What is required: Say how many lines include the word "Kong", using only a number.

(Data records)
>>>>>
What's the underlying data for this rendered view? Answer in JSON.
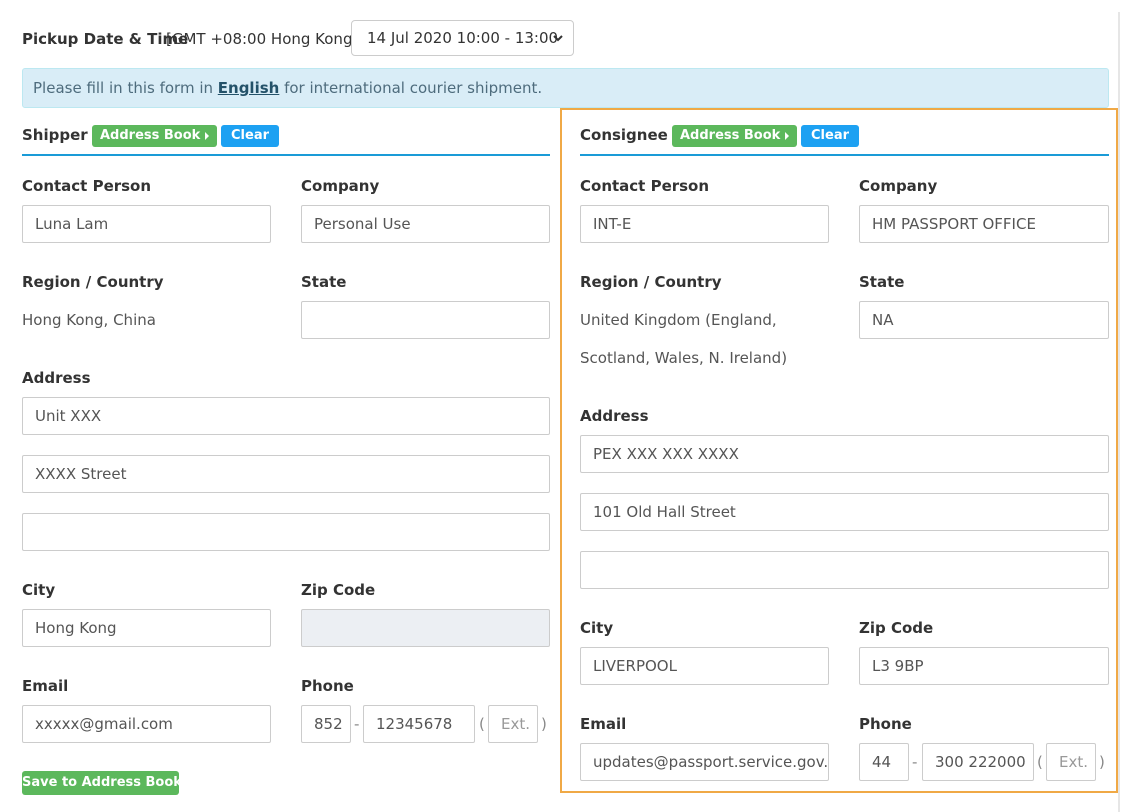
{
  "pickup": {
    "label": "Pickup Date & Time",
    "timezone": "[GMT +08:00 Hong Kong]",
    "selected": "14 Jul 2020 10:00 - 13:00"
  },
  "notice": {
    "before": "Please fill in this form in ",
    "link": "English",
    "after": " for international courier shipment."
  },
  "labels": {
    "contact_person": "Contact Person",
    "company": "Company",
    "region": "Region / Country",
    "state": "State",
    "address": "Address",
    "city": "City",
    "zip": "Zip Code",
    "email": "Email",
    "phone": "Phone",
    "phone_sep": "-",
    "paren_open": "(",
    "paren_close": ")"
  },
  "buttons": {
    "address_book": "Address Book",
    "clear": "Clear",
    "save_to_address_book": "Save to Address Book"
  },
  "shipper": {
    "title": "Shipper",
    "contact_person": "Luna Lam",
    "company": "Personal Use",
    "region_country": "Hong Kong, China",
    "state": "",
    "address_line1": "Unit XXX",
    "address_line2": "XXXX Street",
    "address_line3": "",
    "city": "Hong Kong",
    "zip": "",
    "email": "xxxxx@gmail.com",
    "phone_code": "852",
    "phone_number": "12345678",
    "ext_placeholder": "Ext."
  },
  "consignee": {
    "title": "Consignee",
    "contact_person": "INT-E",
    "company": "HM PASSPORT OFFICE",
    "region_line1": "United Kingdom (England,",
    "region_line2": "Scotland, Wales, N. Ireland)",
    "state": "NA",
    "address_line1": "PEX XXX XXX XXXX",
    "address_line2": "101 Old Hall Street",
    "address_line3": "",
    "city": "LIVERPOOL",
    "zip": "L3 9BP",
    "email": "updates@passport.service.gov.u",
    "phone_code": "44",
    "phone_number": "300 222000",
    "ext_placeholder": "Ext."
  },
  "colors": {
    "green": "#5cb85c",
    "blue": "#1da1f2",
    "highlight": "#f0a946",
    "notice_bg": "#d9edf7"
  }
}
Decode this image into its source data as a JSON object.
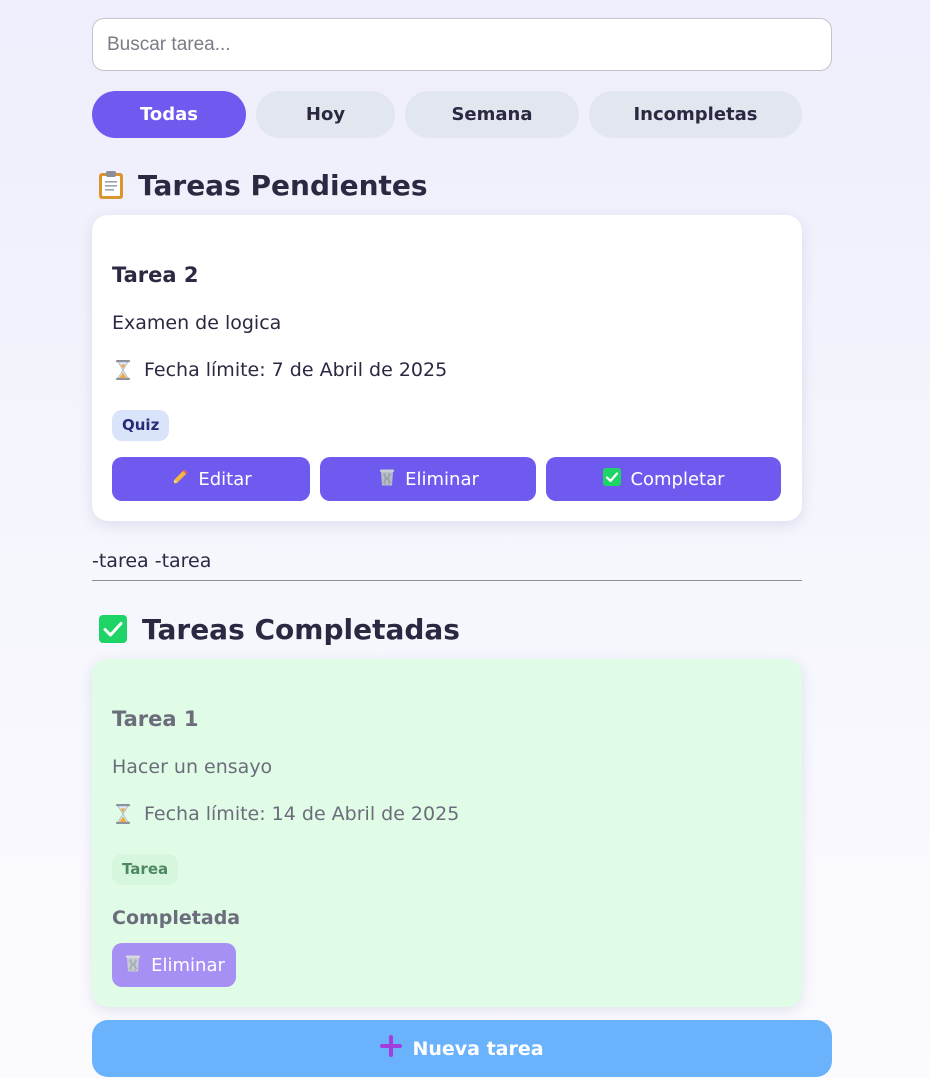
{
  "search": {
    "placeholder": "Buscar tarea...",
    "value": ""
  },
  "filters": [
    {
      "label": "Todas",
      "active": true
    },
    {
      "label": "Hoy",
      "active": false
    },
    {
      "label": "Semana",
      "active": false
    },
    {
      "label": "Incompletas",
      "active": false
    }
  ],
  "pending": {
    "title": "Tareas Pendientes",
    "icon": "clipboard-icon",
    "tasks": [
      {
        "title": "Tarea 2",
        "description": "Examen de logica",
        "deadline": "Fecha límite: 7 de Abril de 2025",
        "tag": "Quiz",
        "actions": {
          "edit": "Editar",
          "delete": "Eliminar",
          "complete": "Completar"
        }
      }
    ]
  },
  "note_input": {
    "value": "-tarea -tarea"
  },
  "completed": {
    "title": "Tareas Completadas",
    "icon": "check-box-icon",
    "tasks": [
      {
        "title": "Tarea 1",
        "description": "Hacer un ensayo",
        "deadline": "Fecha límite: 14 de Abril de 2025",
        "tag": "Tarea",
        "status": "Completada",
        "actions": {
          "delete": "Eliminar"
        }
      }
    ]
  },
  "new_task_button": {
    "label": "Nueva tarea"
  },
  "colors": {
    "accent": "#6f5aef",
    "accent_faded": "#a690f3",
    "filter_inactive": "#e2e6ef",
    "completed_card": "#e0fce6",
    "new_task": "#6ab2fc",
    "check_green": "#1fd466"
  }
}
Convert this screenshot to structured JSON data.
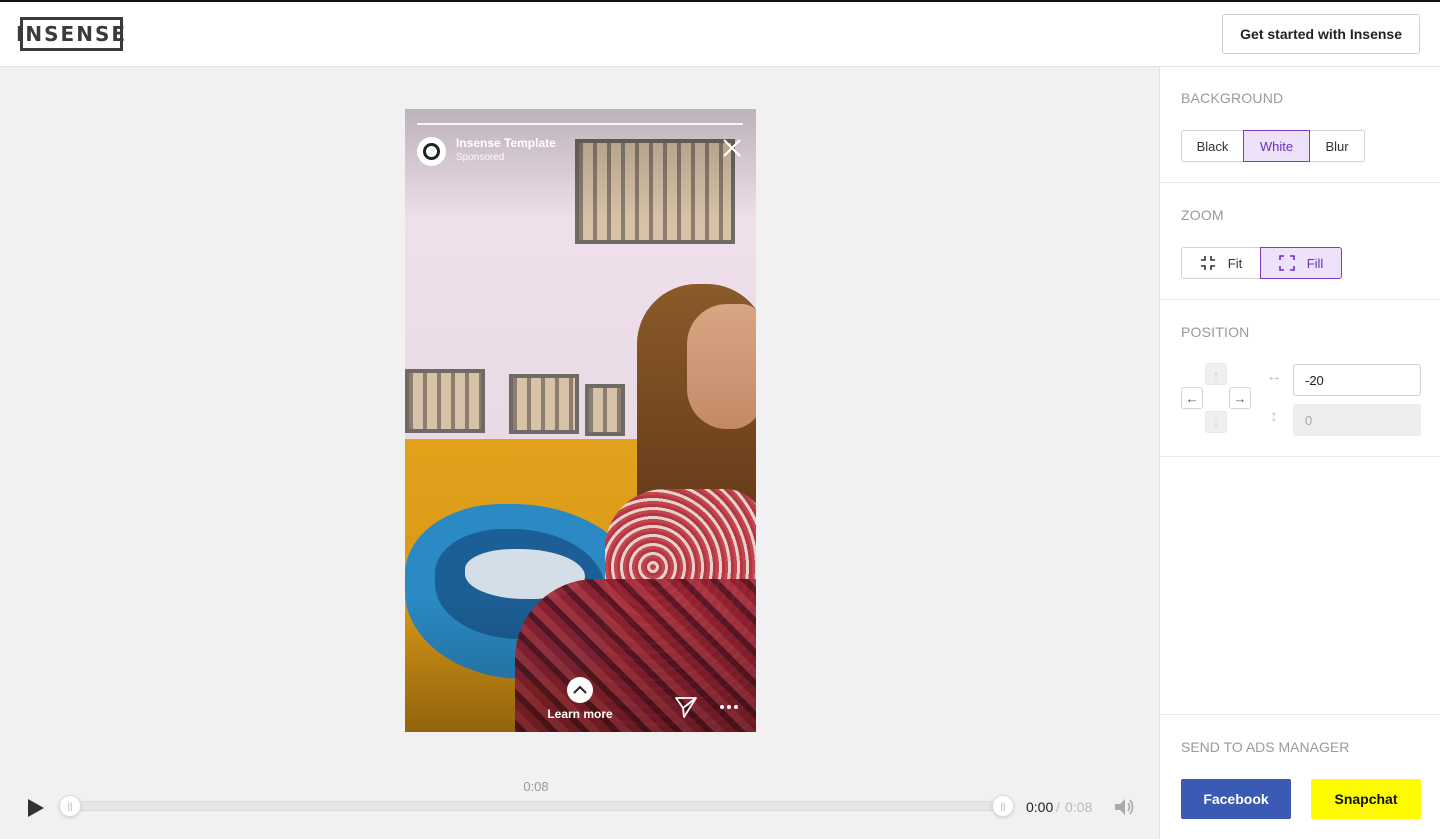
{
  "header": {
    "logo_text": "INSENSE",
    "cta_label": "Get started with Insense"
  },
  "story": {
    "account_name": "Insense Template",
    "sponsored_label": "Sponsored",
    "close_icon": "close-icon",
    "cta_label": "Learn more",
    "send_icon": "paper-plane-icon",
    "more_icon": "ellipsis-icon"
  },
  "timeline": {
    "marker_time": "0:08",
    "current_time": "0:00",
    "separator": "/",
    "total_time": "0:08",
    "play_icon": "play-icon",
    "volume_icon": "volume-icon"
  },
  "panel": {
    "background": {
      "title": "BACKGROUND",
      "options": [
        "Black",
        "White",
        "Blur"
      ],
      "selected": "White"
    },
    "zoom": {
      "title": "ZOOM",
      "options": [
        "Fit",
        "Fill"
      ],
      "selected": "Fill"
    },
    "position": {
      "title": "POSITION",
      "x_value": "-20",
      "y_value": "0"
    },
    "ads": {
      "title": "SEND TO ADS MANAGER",
      "facebook_label": "Facebook",
      "snapchat_label": "Snapchat"
    }
  },
  "colors": {
    "accent": "#7a3ccb",
    "accent_bg": "#eee2fb",
    "facebook": "#3b5ab4",
    "snapchat": "#fffc00"
  }
}
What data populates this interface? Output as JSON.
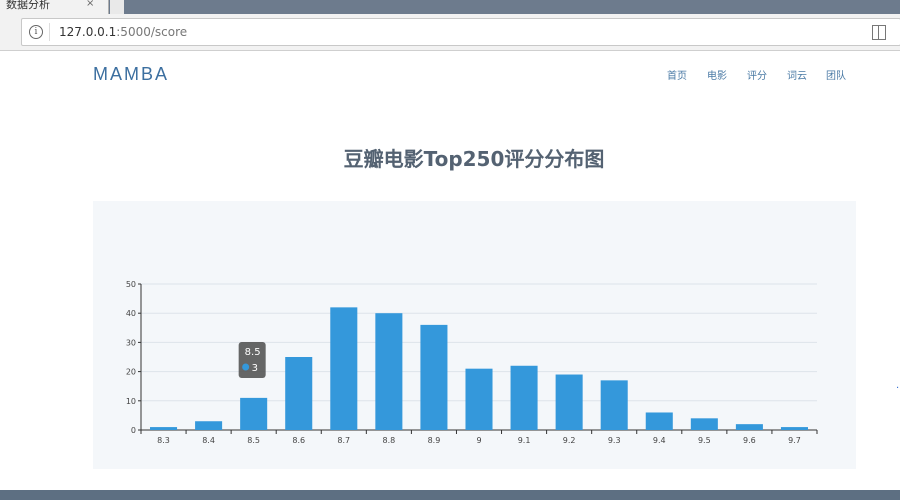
{
  "browser": {
    "tab_title": "数据分析",
    "tab_close": "×",
    "url_host": "127.0.0.1",
    "url_path": ":5000/score"
  },
  "site": {
    "brand": "MAMBA",
    "nav": [
      "首页",
      "电影",
      "评分",
      "词云",
      "团队"
    ]
  },
  "page_title": "豆瓣电影Top250评分分布图",
  "chart_data": {
    "type": "bar",
    "categories": [
      "8.3",
      "8.4",
      "8.5",
      "8.6",
      "8.7",
      "8.8",
      "8.9",
      "9",
      "9.1",
      "9.2",
      "9.3",
      "9.4",
      "9.5",
      "9.6",
      "9.7"
    ],
    "values": [
      1,
      3,
      11,
      25,
      42,
      40,
      36,
      21,
      22,
      19,
      17,
      6,
      4,
      2,
      1
    ],
    "ylim": [
      0,
      50
    ],
    "yticks": [
      0,
      10,
      20,
      30,
      40,
      50
    ],
    "grid": true,
    "color": "#3498db",
    "tooltip": {
      "category": "8.5",
      "value": "3"
    }
  },
  "colors": {
    "accent": "#3c6fa0",
    "bar": "#3498db",
    "footer": "#5d6f82"
  }
}
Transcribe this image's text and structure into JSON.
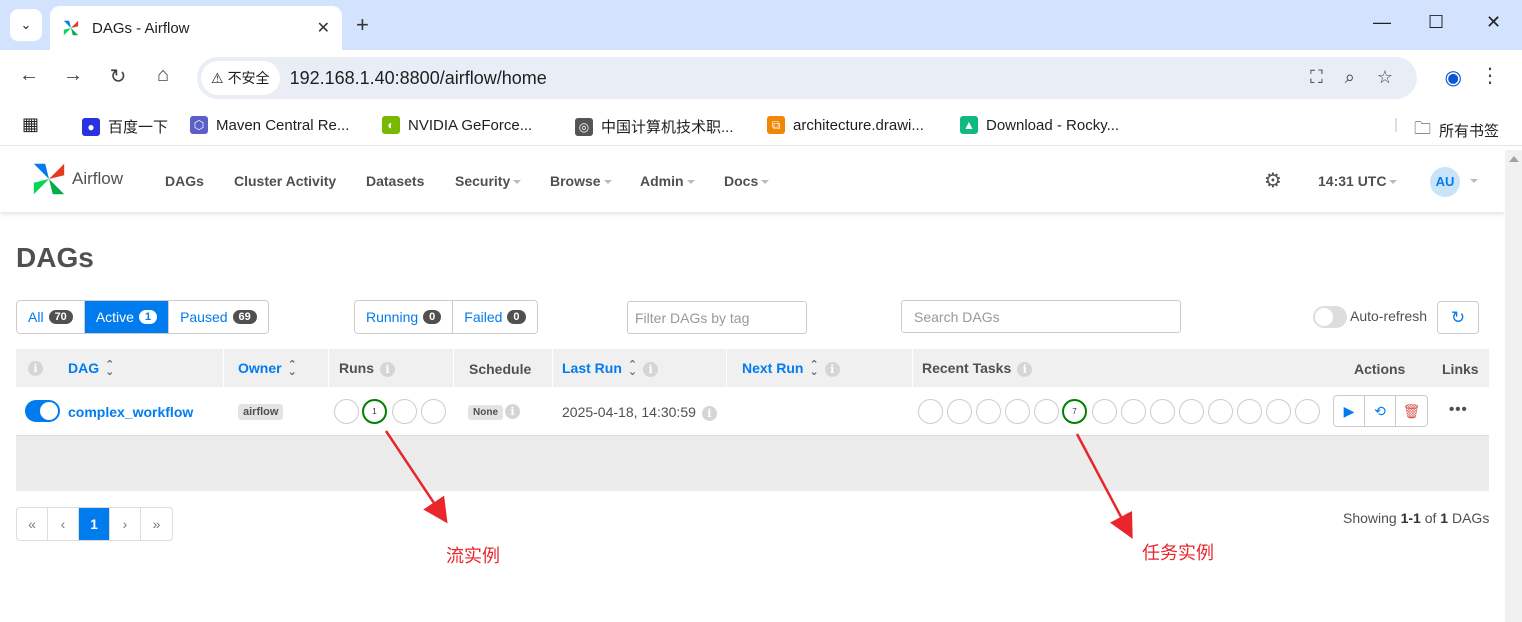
<<<<<
Final result: 3